SET TASK: Reproduce the listing below character for character; drop every image.

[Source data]
····················
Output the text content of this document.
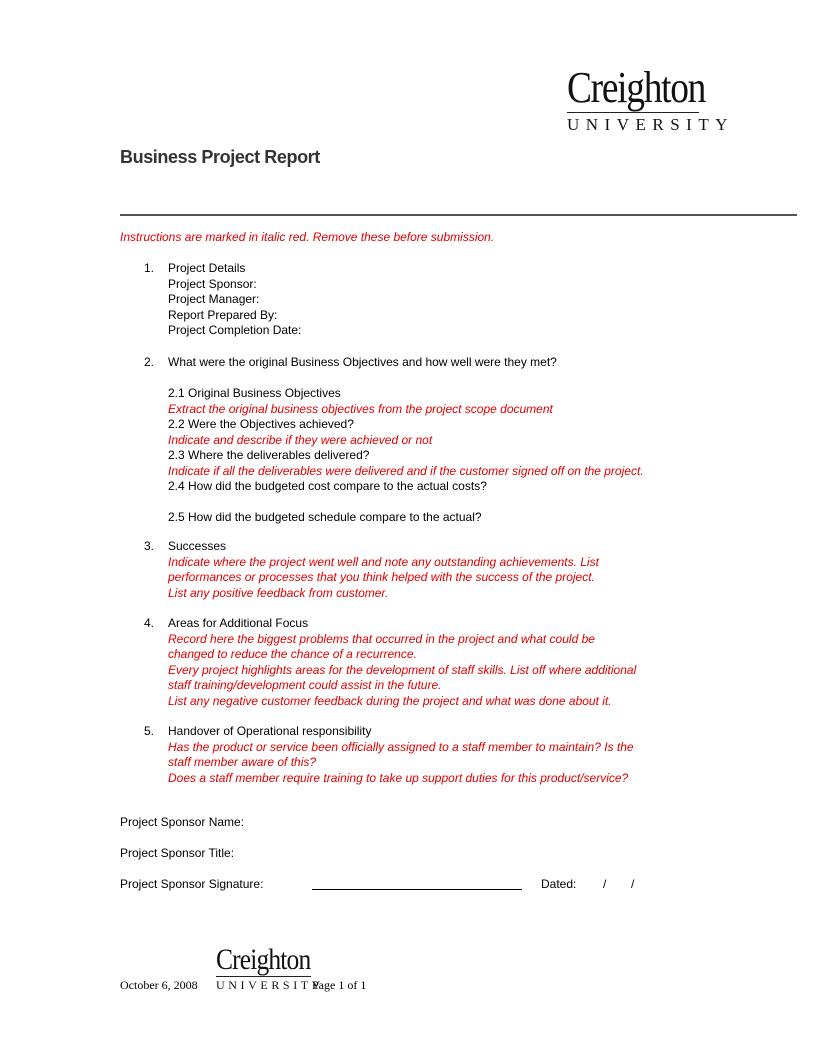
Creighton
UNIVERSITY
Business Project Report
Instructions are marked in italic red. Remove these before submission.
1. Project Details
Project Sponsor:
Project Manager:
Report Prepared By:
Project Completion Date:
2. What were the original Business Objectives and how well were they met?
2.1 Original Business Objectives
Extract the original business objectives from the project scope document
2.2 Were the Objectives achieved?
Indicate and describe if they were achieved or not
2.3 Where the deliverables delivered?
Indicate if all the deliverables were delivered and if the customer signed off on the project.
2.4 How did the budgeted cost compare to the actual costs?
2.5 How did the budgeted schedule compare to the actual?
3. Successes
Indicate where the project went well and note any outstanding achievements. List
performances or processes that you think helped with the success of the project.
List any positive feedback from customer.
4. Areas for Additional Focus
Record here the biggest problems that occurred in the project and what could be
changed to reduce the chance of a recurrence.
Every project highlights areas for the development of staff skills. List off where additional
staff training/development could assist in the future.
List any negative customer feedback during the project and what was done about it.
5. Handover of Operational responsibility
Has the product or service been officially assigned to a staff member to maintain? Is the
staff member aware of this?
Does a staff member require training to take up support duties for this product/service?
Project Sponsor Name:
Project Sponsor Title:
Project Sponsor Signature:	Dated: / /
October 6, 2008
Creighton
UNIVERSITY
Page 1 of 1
····················
REPLY TO THE TASK:
Output the text content of this document.
Creighton
UNIVERSITY
Business Project Report
Instructions are marked in italic red. Remove these before submission.
1. Project Details
Project Sponsor:
Project Manager:
Report Prepared By:
Project Completion Date:
2. What were the original Business Objectives and how well were they met?
2.1 Original Business Objectives
Extract the original business objectives from the project scope document
2.2 Were the Objectives achieved?
Indicate and describe if they were achieved or not
2.3 Where the deliverables delivered?
Indicate if all the deliverables were delivered and if the customer signed off on the project.
2.4 How did the budgeted cost compare to the actual costs?
2.5 How did the budgeted schedule compare to the actual?
3. Successes
Indicate where the project went well and note any outstanding achievements. List
performances or processes that you think helped with the success of the project.
List any positive feedback from customer.
4. Areas for Additional Focus
Record here the biggest problems that occurred in the project and what could be
changed to reduce the chance of a recurrence.
Every project highlights areas for the development of staff skills. List off where additional
staff training/development could assist in the future.
List any negative customer feedback during the project and what was done about it.
5. Handover of Operational responsibility
Has the product or service been officially assigned to a staff member to maintain? Is the
staff member aware of this?
Does a staff member require training to take up support duties for this product/service?
Project Sponsor Name:
Project Sponsor Title:
Project Sponsor Signature:	Dated: / /
October 6, 2008
Creighton
UNIVERSITY
Page 1 of 1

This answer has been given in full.